— Start —

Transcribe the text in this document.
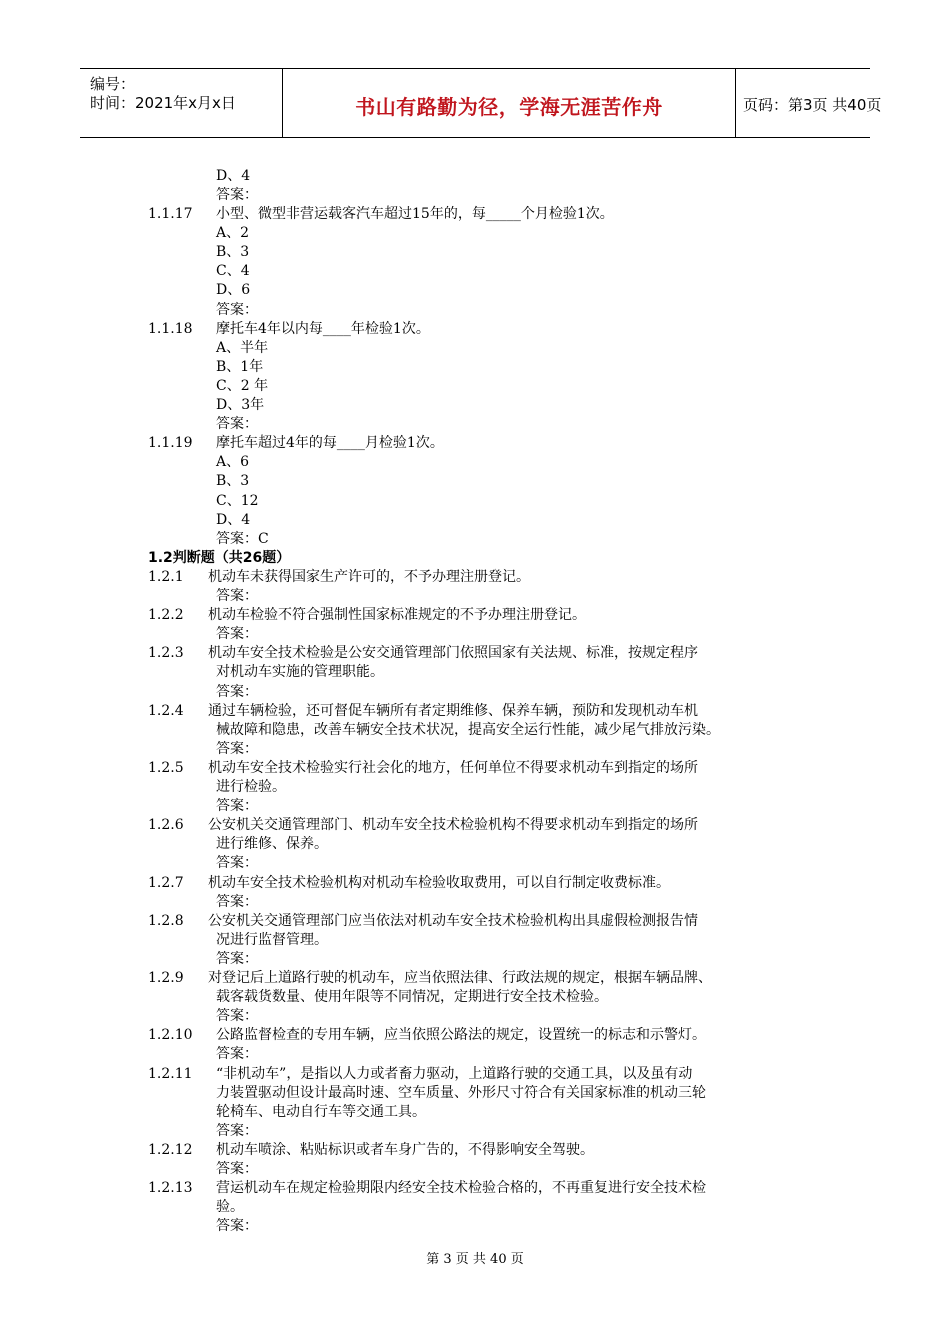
编号：
时间：2021年x月x日	书山有路勤为径，学海无涯苦作舟	页码：第3页 共40页
D、4
答案：
1.1.17 小型、微型非营运载客汽车超过15年的，每_____个月检验1次。
A、2
B、3
C、4
D、6
答案：
1.1.18 摩托车4年以内每____年检验1次。
A、半年
B、1年
C、2 年
D、3年
答案：
1.1.19 摩托车超过4年的每____月检验1次。
A、6
B、3
C、12
D、4
答案：C
1.2判断题（共26题）
1.2.1 机动车未获得国家生产许可的，不予办理注册登记。
答案：
1.2.2 机动车检验不符合强制性国家标准规定的不予办理注册登记。
答案：
1.2.3 机动车安全技术检验是公安交通管理部门依照国家有关法规、标准，按规定程序
对机动车实施的管理职能。
答案：
1.2.4 通过车辆检验，还可督促车辆所有者定期维修、保养车辆，预防和发现机动车机
械故障和隐患，改善车辆安全技术状况，提高安全运行性能，减少尾气排放污染。
答案：
1.2.5 机动车安全技术检验实行社会化的地方，任何单位不得要求机动车到指定的场所
进行检验。
答案：
1.2.6 公安机关交通管理部门、机动车安全技术检验机构不得要求机动车到指定的场所
进行维修、保养。
答案：
1.2.7 机动车安全技术检验机构对机动车检验收取费用，可以自行制定收费标准。
答案：
1.2.8 公安机关交通管理部门应当依法对机动车安全技术检验机构出具虚假检测报告情
况进行监督管理。
答案：
1.2.9 对登记后上道路行驶的机动车，应当依照法律、行政法规的规定，根据车辆品牌、
载客载货数量、使用年限等不同情况，定期进行安全技术检验。
答案：
1.2.10 公路监督检查的专用车辆，应当依照公路法的规定，设置统一的标志和示警灯。
答案：
1.2.11 “非机动车”，是指以人力或者畜力驱动，上道路行驶的交通工具，以及虽有动
力装置驱动但设计最高时速、空车质量、外形尺寸符合有关国家标准的机动三轮
轮椅车、电动自行车等交通工具。
答案：
1.2.12 机动车喷涂、粘贴标识或者车身广告的，不得影响安全驾驶。
答案：
1.2.13 营运机动车在规定检验期限内经安全技术检验合格的，不再重复进行安全技术检
验。
答案：
第 3 页 共 40 页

— End —

* **WHAT YOU NEED TO DO**:
From start to finish, output the listing exactly, but omit its pictures.

* **EXPECTED OUTPUT**:
Transcribe the text in this document.
编号：
时间：2021年x月x日	书山有路勤为径，学海无涯苦作舟	页码：第3页 共40页
D、4
答案：
1.1.17 小型、微型非营运载客汽车超过15年的，每_____个月检验1次。
A、2
B、3
C、4
D、6
答案：
1.1.18 摩托车4年以内每____年检验1次。
A、半年
B、1年
C、2 年
D、3年
答案：
1.1.19 摩托车超过4年的每____月检验1次。
A、6
B、3
C、12
D、4
答案：C
1.2判断题（共26题）
1.2.1 机动车未获得国家生产许可的，不予办理注册登记。
答案：
1.2.2 机动车检验不符合强制性国家标准规定的不予办理注册登记。
答案：
1.2.3 机动车安全技术检验是公安交通管理部门依照国家有关法规、标准，按规定程序
对机动车实施的管理职能。
答案：
1.2.4 通过车辆检验，还可督促车辆所有者定期维修、保养车辆，预防和发现机动车机
械故障和隐患，改善车辆安全技术状况，提高安全运行性能，减少尾气排放污染。
答案：
1.2.5 机动车安全技术检验实行社会化的地方，任何单位不得要求机动车到指定的场所
进行检验。
答案：
1.2.6 公安机关交通管理部门、机动车安全技术检验机构不得要求机动车到指定的场所
进行维修、保养。
答案：
1.2.7 机动车安全技术检验机构对机动车检验收取费用，可以自行制定收费标准。
答案：
1.2.8 公安机关交通管理部门应当依法对机动车安全技术检验机构出具虚假检测报告情
况进行监督管理。
答案：
1.2.9 对登记后上道路行驶的机动车，应当依照法律、行政法规的规定，根据车辆品牌、
载客载货数量、使用年限等不同情况，定期进行安全技术检验。
答案：
1.2.10 公路监督检查的专用车辆，应当依照公路法的规定，设置统一的标志和示警灯。
答案：
1.2.11 “非机动车”，是指以人力或者畜力驱动，上道路行驶的交通工具，以及虽有动
力装置驱动但设计最高时速、空车质量、外形尺寸符合有关国家标准的机动三轮
轮椅车、电动自行车等交通工具。
答案：
1.2.12 机动车喷涂、粘贴标识或者车身广告的，不得影响安全驾驶。
答案：
1.2.13 营运机动车在规定检验期限内经安全技术检验合格的，不再重复进行安全技术检
验。
答案：
第 3 页 共 40 页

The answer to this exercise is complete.